[begin GIVEN INFORMATION]

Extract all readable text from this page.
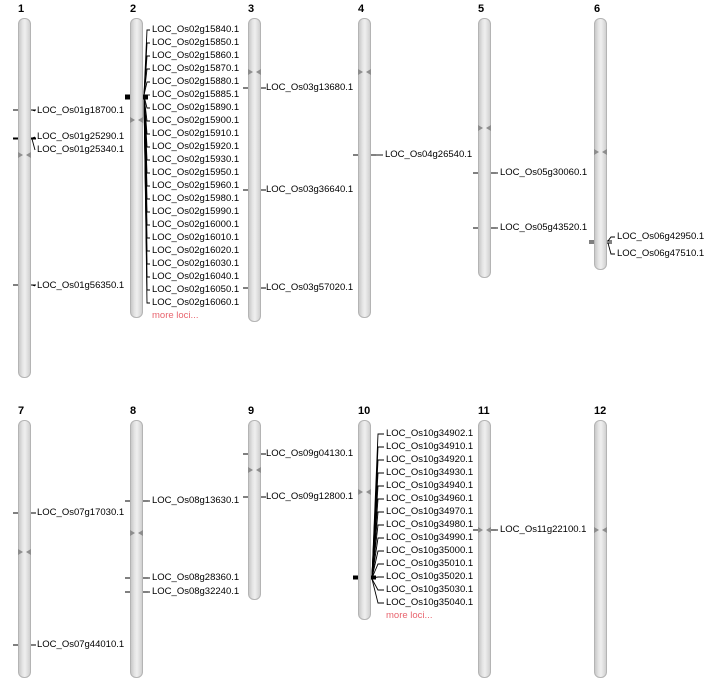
1
LOC_Os01g18700.1
LOC_Os01g25290.1
LOC_Os01g25340.1
LOC_Os01g56350.1
2
LOC_Os02g15840.1
LOC_Os02g15850.1
LOC_Os02g15860.1
LOC_Os02g15870.1
LOC_Os02g15880.1
LOC_Os02g15885.1
LOC_Os02g15890.1
LOC_Os02g15900.1
LOC_Os02g15910.1
LOC_Os02g15920.1
LOC_Os02g15930.1
LOC_Os02g15950.1
LOC_Os02g15960.1
LOC_Os02g15980.1
LOC_Os02g15990.1
LOC_Os02g16000.1
LOC_Os02g16010.1
LOC_Os02g16020.1
LOC_Os02g16030.1
LOC_Os02g16040.1
LOC_Os02g16050.1
LOC_Os02g16060.1
more loci...
3
LOC_Os03g13680.1
LOC_Os03g36640.1
LOC_Os03g57020.1
4
LOC_Os04g26540.1
5
LOC_Os05g30060.1
LOC_Os05g43520.1
6
LOC_Os06g42950.1
LOC_Os06g47510.1
7
LOC_Os07g17030.1
LOC_Os07g44010.1
8
LOC_Os08g13630.1
LOC_Os08g28360.1
LOC_Os08g32240.1
9
LOC_Os09g04130.1
LOC_Os09g12800.1
10
LOC_Os10g34902.1
LOC_Os10g34910.1
LOC_Os10g34920.1
LOC_Os10g34930.1
LOC_Os10g34940.1
LOC_Os10g34960.1
LOC_Os10g34970.1
LOC_Os10g34980.1
LOC_Os10g34990.1
LOC_Os10g35000.1
LOC_Os10g35010.1
LOC_Os10g35020.1
LOC_Os10g35030.1
LOC_Os10g35040.1
more loci...
11
LOC_Os11g22100.1
12
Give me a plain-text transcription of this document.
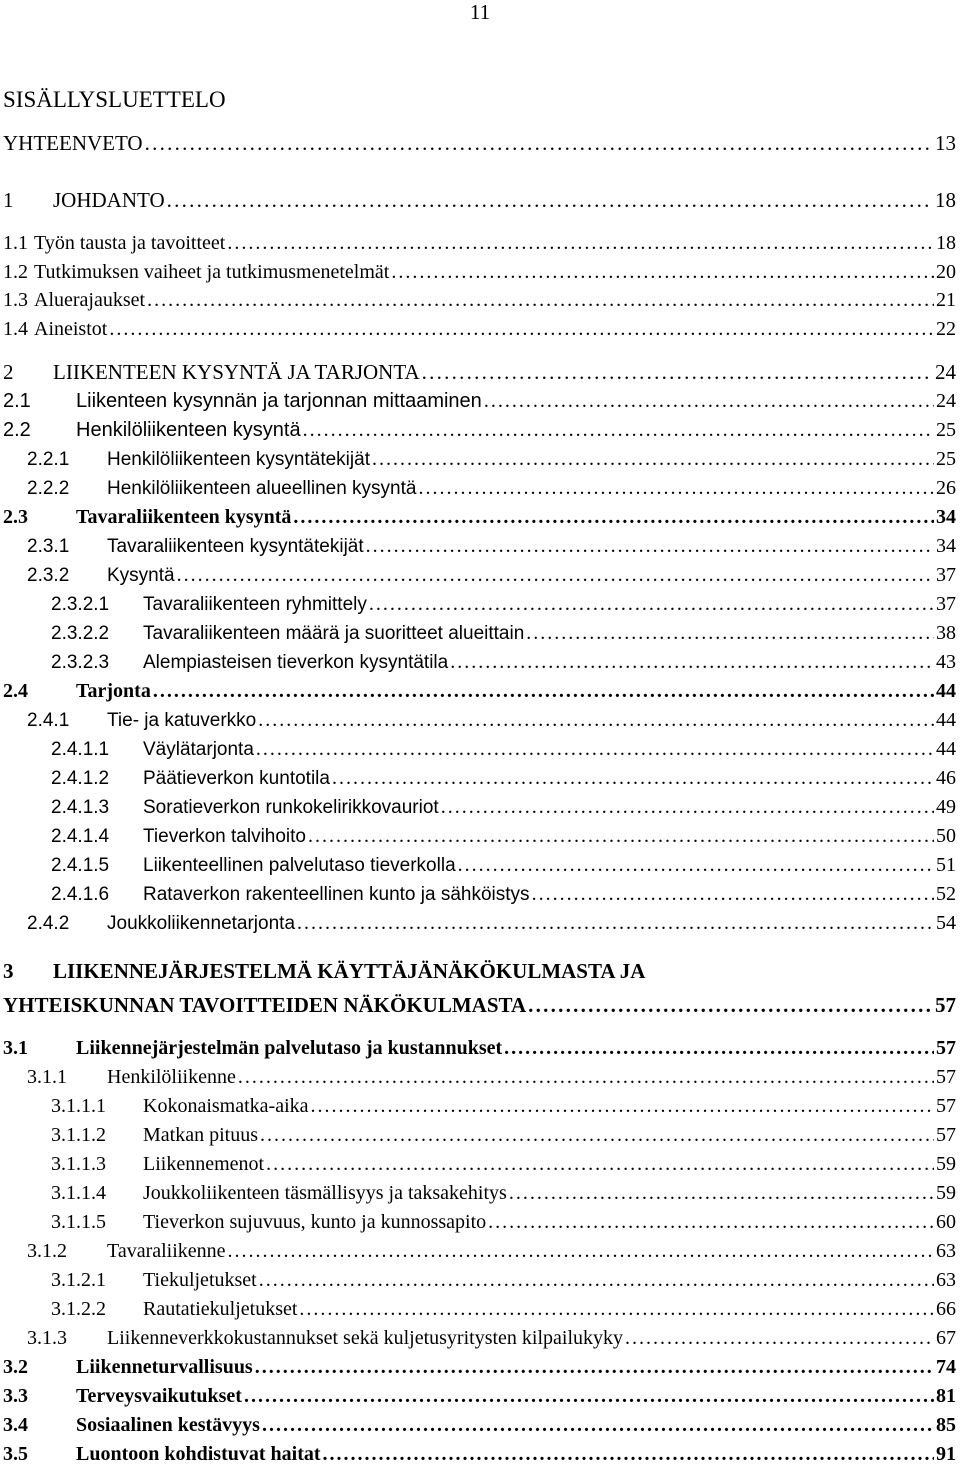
11
SISÄLLYSLUETTELO
YHTEENVETO . . .	13
1	JOHDANTO . . .	18
1.1 Työn tausta ja tavoitteet . . .	18
1.2 Tutkimuksen vaiheet ja tutkimusmenetelmät . . .	20
1.3 Aluerajaukset . . .	21
1.4 Aineistot . . .	22
2	LIIKENTEEN KYSYNTÄ JA TARJONTA . . .	24
2.1	Liikenteen kysynnän ja tarjonnan mittaaminen . . .	24
2.2	Henkilöliikenteen kysyntä . . .	25
2.2.1	Henkilöliikenteen kysyntätekijät . . .	25
2.2.2	Henkilöliikenteen alueellinen kysyntä . . .	26
2.3	Tavaraliikenteen kysyntä . . .	34
2.3.1	Tavaraliikenteen kysyntätekijät . . .	34
2.3.2	Kysyntä . . .	37
2.3.2.1	Tavaraliikenteen ryhmittely . . .	37
2.3.2.2	Tavaraliikenteen määrä ja suoritteet alueittain . . .	38
2.3.2.3	Alempiasteisen tieverkon kysyntätila . . .	43
2.4	Tarjonta . . .	44
2.4.1	Tie- ja katuverkko . . .	44
2.4.1.1	Väylätarjonta . . .	44
2.4.1.2	Päätieverkon kuntotila . . .	46
2.4.1.3	Soratieverkon runkokelirikkovauriot . . .	49
2.4.1.4	Tieverkon talvihoito . . .	50
2.4.1.5	Liikenteellinen palvelutaso tieverkolla . . .	51
2.4.1.6	Rataverkon rakenteellinen kunto ja sähköistys . . .	52
2.4.2	Joukkoliikennetarjonta . . .	54
3 LIIKENNEJÄRJESTELMÄ KÄYTTÄJÄNÄKÖKULMASTA JA
YHTEISKUNNAN TAVOITTEIDEN NÄKÖKULMASTA . . .	57
3.1	Liikennejärjestelmän palvelutaso ja kustannukset . . .	57
3.1.1	Henkilöliikenne . . .	57
3.1.1.1	Kokonaismatka-aika . . .	57
3.1.1.2	Matkan pituus . . .	57
3.1.1.3	Liikennemenot . . .	59
3.1.1.4	Joukkoliikenteen täsmällisyys ja taksakehitys . . .	59
3.1.1.5	Tieverkon sujuvuus, kunto ja kunnossapito . . .	60
3.1.2	Tavaraliikenne . . .	63
3.1.2.1	Tiekuljetukset . . .	63
3.1.2.2	Rautatiekuljetukset . . .	66
3.1.3	Liikenneverkkokustannukset sekä kuljetusyritysten kilpailukyky . . .	67
3.2	Liikenneturvallisuus . . .	74
3.3	Terveysvaikutukset . . .	81
3.4	Sosiaalinen kestävyys . . .	85
3.5	Luontoon kohdistuvat haitat . . .	91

[end GIVEN INFORMATION]

→ AIM: Quote all of the entries word for word, omitting any pictures.

→ TASK SOLUTION:
Extract all readable text from this page.
1
LOC_Os01g18700.1
LOC_Os01g25290.1
LOC_Os01g25340.1
LOC_Os01g56350.1
2
LOC_Os02g15840.1
LOC_Os02g15850.1
LOC_Os02g15860.1
LOC_Os02g15870.1
LOC_Os02g15880.1
LOC_Os02g15885.1
LOC_Os02g15890.1
LOC_Os02g15900.1
LOC_Os02g15910.1
LOC_Os02g15920.1
LOC_Os02g15930.1
LOC_Os02g15950.1
LOC_Os02g15960.1
LOC_Os02g15980.1
LOC_Os02g15990.1
LOC_Os02g16000.1
LOC_Os02g16010.1
LOC_Os02g16020.1
LOC_Os02g16030.1
LOC_Os02g16040.1
LOC_Os02g16050.1
LOC_Os02g16060.1
more loci...
3
LOC_Os03g13680.1
LOC_Os03g36640.1
LOC_Os03g57020.1
4
LOC_Os04g26540.1
5
LOC_Os05g30060.1
LOC_Os05g43520.1
6
LOC_Os06g42950.1
LOC_Os06g47510.1
7
LOC_Os07g17030.1
LOC_Os07g44010.1
8
LOC_Os08g13630.1
LOC_Os08g28360.1
LOC_Os08g32240.1
9
LOC_Os09g04130.1
LOC_Os09g12800.1
10
LOC_Os10g34902.1
LOC_Os10g34910.1
LOC_Os10g34920.1
LOC_Os10g34930.1
LOC_Os10g34940.1
LOC_Os10g34960.1
LOC_Os10g34970.1
LOC_Os10g34980.1
LOC_Os10g34990.1
LOC_Os10g35000.1
LOC_Os10g35010.1
LOC_Os10g35020.1
LOC_Os10g35030.1
LOC_Os10g35040.1
more loci...
11
LOC_Os11g22100.1
12
Give me a plain-text transcription of this document.
11
SISÄLLYSLUETTELO
YHTEENVETO . . .	13
1	JOHDANTO . . .	18
1.1 Työn tausta ja tavoitteet . . .	18
1.2 Tutkimuksen vaiheet ja tutkimusmenetelmät . . .	20
1.3 Aluerajaukset . . .	21
1.4 Aineistot . . .	22
2	LIIKENTEEN KYSYNTÄ JA TARJONTA . . .	24
2.1	Liikenteen kysynnän ja tarjonnan mittaaminen . . .	24
2.2	Henkilöliikenteen kysyntä . . .	25
2.2.1	Henkilöliikenteen kysyntätekijät . . .	25
2.2.2	Henkilöliikenteen alueellinen kysyntä . . .	26
2.3	Tavaraliikenteen kysyntä . . .	34
2.3.1	Tavaraliikenteen kysyntätekijät . . .	34
2.3.2	Kysyntä . . .	37
2.3.2.1	Tavaraliikenteen ryhmittely . . .	37
2.3.2.2	Tavaraliikenteen määrä ja suoritteet alueittain . . .	38
2.3.2.3	Alempiasteisen tieverkon kysyntätila . . .	43
2.4	Tarjonta . . .	44
2.4.1	Tie- ja katuverkko . . .	44
2.4.1.1	Väylätarjonta . . .	44
2.4.1.2	Päätieverkon kuntotila . . .	46
2.4.1.3	Soratieverkon runkokelirikkovauriot . . .	49
2.4.1.4	Tieverkon talvihoito . . .	50
2.4.1.5	Liikenteellinen palvelutaso tieverkolla . . .	51
2.4.1.6	Rataverkon rakenteellinen kunto ja sähköistys . . .	52
2.4.2	Joukkoliikennetarjonta . . .	54
3 LIIKENNEJÄRJESTELMÄ KÄYTTÄJÄNÄKÖKULMASTA JA
YHTEISKUNNAN TAVOITTEIDEN NÄKÖKULMASTA . . .	57
3.1	Liikennejärjestelmän palvelutaso ja kustannukset . . .	57
3.1.1	Henkilöliikenne . . .	57
3.1.1.1	Kokonaismatka-aika . . .	57
3.1.1.2	Matkan pituus . . .	57
3.1.1.3	Liikennemenot . . .	59
3.1.1.4	Joukkoliikenteen täsmällisyys ja taksakehitys . . .	59
3.1.1.5	Tieverkon sujuvuus, kunto ja kunnossapito . . .	60
3.1.2	Tavaraliikenne . . .	63
3.1.2.1	Tiekuljetukset . . .	63
3.1.2.2	Rautatiekuljetukset . . .	66
3.1.3	Liikenneverkkokustannukset sekä kuljetusyritysten kilpailukyky . . .	67
3.2	Liikenneturvallisuus . . .	74
3.3	Terveysvaikutukset . . .	81
3.4	Sosiaalinen kestävyys . . .	85
3.5	Luontoon kohdistuvat haitat . . .	91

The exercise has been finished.